Сидящая рядом с мужем Ванда Василевская самоуверенно улыбнулась. Зал зашумел.
— Кто вы такой, что судите о сценарии?! — возмутился Корнейчук.
Из зала послышались крики: «Лишить его слова!», «Нахал!», «Вiн с глузду зихав!».
— Такие обвинения далеко не безобидны. За них нужно отвечать. Что вам не нравится в моем сценарии?! — В вопросе Корнейчука звучала угроза.
У меня еще с войны было правило: если противник в споре прибегает к демагогии, ты должен воспользоваться тем же оружием.
— Меня всю жизнь учили марксизму, — ответил я. — И я знаю, что «историю можно судить только с позиций классовой борьбы». И мне непонятно, почему эксплуататоры турки у вас — обезьяны, эксплуататоры поляки — сволочи, а русские эксплуататоры цяци (в данном случае: очень хорошие). — Меня обуял полемический зуд. Мне нравилось злить Корнейчука. Я невзлюбил его еще с начала войны, когда прочитал его подхалимскую пьесу, в которой за неудачу в первый период войны обвинялись генералы.
— Вы против объединения Украины с Россией! — негодовал Корнейчук.
Он был председателем Совета Национальностей СССР и не допускал с собой разговора на равных. Но армия меня научила ничего не бояться, если я прав.
— Почему? Я горд тем, что наши народы были вместе триста лет, что мы вместе совершили Октябрьскую революцию, и вместе победили немцев в Отечественной войне, а сейчас вместе строим социализм. Но почему у вас русский царь в сценарии трактуется как герой?

----------------

*ЗАДАНИЕ 1:* Перепечатайте выбранный отрывок о споре с Корнейчуком целиком, ничего не меняя.

----------------

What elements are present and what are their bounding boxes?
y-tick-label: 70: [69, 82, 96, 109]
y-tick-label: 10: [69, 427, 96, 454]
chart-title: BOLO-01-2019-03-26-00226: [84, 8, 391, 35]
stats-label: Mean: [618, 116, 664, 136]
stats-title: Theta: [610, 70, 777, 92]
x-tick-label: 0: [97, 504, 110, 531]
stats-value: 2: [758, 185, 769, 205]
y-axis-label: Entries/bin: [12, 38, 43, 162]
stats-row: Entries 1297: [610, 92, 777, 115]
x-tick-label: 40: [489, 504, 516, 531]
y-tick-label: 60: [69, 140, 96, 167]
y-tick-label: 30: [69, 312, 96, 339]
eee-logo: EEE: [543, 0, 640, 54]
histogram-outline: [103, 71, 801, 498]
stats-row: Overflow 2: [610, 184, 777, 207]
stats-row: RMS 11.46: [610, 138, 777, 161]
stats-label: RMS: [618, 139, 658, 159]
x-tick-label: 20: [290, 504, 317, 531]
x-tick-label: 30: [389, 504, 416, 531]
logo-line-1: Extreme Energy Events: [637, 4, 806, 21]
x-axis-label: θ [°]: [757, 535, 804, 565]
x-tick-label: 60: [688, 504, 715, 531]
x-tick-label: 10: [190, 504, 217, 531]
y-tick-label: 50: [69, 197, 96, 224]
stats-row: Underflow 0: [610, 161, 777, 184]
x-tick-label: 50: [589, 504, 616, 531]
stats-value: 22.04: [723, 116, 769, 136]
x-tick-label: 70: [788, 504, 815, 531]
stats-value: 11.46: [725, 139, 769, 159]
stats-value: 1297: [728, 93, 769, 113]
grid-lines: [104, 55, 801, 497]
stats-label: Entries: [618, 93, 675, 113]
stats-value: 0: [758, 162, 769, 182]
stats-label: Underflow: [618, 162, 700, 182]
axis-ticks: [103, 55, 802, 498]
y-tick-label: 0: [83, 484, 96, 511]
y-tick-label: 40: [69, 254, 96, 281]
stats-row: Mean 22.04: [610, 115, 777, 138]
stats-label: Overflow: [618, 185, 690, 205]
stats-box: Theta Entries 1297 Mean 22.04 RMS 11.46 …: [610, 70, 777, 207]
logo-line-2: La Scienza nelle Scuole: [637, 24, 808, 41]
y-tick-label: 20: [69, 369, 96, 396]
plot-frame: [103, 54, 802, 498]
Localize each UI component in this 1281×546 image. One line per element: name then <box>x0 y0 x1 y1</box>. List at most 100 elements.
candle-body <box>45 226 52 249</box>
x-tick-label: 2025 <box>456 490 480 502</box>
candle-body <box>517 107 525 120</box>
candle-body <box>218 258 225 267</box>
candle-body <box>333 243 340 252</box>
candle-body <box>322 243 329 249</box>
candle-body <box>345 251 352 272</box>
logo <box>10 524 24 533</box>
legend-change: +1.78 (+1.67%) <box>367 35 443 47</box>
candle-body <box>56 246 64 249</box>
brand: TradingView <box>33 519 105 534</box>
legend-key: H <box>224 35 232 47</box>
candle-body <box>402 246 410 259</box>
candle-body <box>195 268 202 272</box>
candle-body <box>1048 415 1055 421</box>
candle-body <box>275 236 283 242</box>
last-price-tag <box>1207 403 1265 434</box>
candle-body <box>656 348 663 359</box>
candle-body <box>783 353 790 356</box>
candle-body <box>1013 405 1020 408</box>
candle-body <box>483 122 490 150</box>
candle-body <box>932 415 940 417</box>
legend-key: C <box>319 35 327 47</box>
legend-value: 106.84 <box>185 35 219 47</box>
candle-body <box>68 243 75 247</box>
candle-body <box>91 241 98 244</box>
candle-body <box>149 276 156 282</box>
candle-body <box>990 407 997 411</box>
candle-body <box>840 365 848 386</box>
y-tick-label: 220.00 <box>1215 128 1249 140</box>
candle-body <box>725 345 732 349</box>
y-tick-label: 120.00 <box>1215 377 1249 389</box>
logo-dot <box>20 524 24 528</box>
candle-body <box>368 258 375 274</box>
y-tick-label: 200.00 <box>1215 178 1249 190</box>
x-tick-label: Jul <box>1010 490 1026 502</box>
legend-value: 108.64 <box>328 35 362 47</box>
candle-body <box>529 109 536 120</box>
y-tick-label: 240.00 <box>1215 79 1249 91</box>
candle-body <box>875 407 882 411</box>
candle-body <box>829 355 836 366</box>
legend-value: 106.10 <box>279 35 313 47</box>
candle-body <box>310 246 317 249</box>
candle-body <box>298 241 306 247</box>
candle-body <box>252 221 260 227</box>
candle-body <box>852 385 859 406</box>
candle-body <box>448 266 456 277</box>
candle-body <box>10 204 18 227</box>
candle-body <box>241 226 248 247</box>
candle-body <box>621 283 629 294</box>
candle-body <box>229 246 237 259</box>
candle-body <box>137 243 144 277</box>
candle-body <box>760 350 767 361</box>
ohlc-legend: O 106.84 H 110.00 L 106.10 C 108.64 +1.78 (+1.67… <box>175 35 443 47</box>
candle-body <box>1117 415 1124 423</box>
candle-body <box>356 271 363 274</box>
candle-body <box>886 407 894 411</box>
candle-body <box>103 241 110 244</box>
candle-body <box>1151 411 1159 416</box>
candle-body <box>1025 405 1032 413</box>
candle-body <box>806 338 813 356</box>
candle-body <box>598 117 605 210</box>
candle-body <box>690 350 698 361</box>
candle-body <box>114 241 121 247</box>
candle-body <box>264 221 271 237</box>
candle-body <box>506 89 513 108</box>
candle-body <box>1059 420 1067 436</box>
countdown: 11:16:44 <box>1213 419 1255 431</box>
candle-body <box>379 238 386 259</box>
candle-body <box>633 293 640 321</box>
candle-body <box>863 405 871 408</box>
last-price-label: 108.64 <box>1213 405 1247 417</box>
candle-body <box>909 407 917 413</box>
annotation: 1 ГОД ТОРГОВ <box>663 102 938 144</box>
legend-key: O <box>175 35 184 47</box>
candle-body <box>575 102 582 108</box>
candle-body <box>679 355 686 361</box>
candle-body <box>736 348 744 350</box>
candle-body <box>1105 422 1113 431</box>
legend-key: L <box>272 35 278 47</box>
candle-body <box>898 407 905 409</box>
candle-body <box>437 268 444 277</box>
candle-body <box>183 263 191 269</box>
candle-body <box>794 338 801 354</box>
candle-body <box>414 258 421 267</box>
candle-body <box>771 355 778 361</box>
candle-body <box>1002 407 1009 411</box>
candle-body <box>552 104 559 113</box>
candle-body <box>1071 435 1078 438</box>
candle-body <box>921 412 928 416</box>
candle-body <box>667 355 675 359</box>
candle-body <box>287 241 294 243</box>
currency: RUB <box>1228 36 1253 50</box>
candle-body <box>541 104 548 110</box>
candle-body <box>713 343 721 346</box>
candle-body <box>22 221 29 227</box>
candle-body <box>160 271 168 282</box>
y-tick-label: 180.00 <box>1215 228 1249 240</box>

----------------

*ЗАДАНИЕ 2:* Перепишите записи с самого начала вплоть до строки с «stats-value: 2: [758, 185, 769, 205]» включительно, заменив «Theta» на «Angle». Всё остальное оставьте без изменений и выведите только эти строки.

*ОТВЕТ 1:*
Сидящая рядом с мужем Ванда Василевская самоуверенно улыбнулась. Зал зашумел.
— Кто вы такой, что судите о сценарии?! — возмутился Корнейчук.
Из зала послышались крики: «Лишить его слова!», «Нахал!», «Вiн с глузду зихав!».
— Такие обвинения далеко не безобидны. За них нужно отвечать. Что вам не нравится в моем сценарии?! — В вопросе Корнейчука звучала угроза.
У меня еще с войны было правило: если противник в споре прибегает к демагогии, ты должен воспользоваться тем же оружием.
— Меня всю жизнь учили марксизму, — ответил я. — И я знаю, что «историю можно судить только с позиций классовой борьбы». И мне непонятно, почему эксплуататоры турки у вас — обезьяны, эксплуататоры поляки — сволочи, а русские эксплуататоры цяци (в данном случае: очень хорошие). — Меня обуял полемический зуд. Мне нравилось злить Корнейчука. Я невзлюбил его еще с начала войны, когда прочитал его подхалимскую пьесу, в которой за неудачу в первый период войны обвинялись генералы.
— Вы против объединения Украины с Россией! — негодовал Корнейчук.
Он был председателем Совета Национальностей СССР и не допускал с собой разговора на равных. Но армия меня научила ничего не бояться, если я прав.
— Почему? Я горд тем, что наши народы были вместе триста лет, что мы вместе совершили Октябрьскую революцию, и вместе победили немцев в Отечественной войне, а сейчас вместе строим социализм. Но почему у вас русский царь в сценарии трактуется как герой?

*ОТВЕТ 2:*
What elements are present and what are their bounding boxes?
y-tick-label: 70: [69, 82, 96, 109]
y-tick-label: 10: [69, 427, 96, 454]
chart-title: BOLO-01-2019-03-26-00226: [84, 8, 391, 35]
stats-label: Mean: [618, 116, 664, 136]
stats-title: Angle: [610, 70, 777, 92]
x-tick-label: 0: [97, 504, 110, 531]
stats-value: 2: [758, 185, 769, 205]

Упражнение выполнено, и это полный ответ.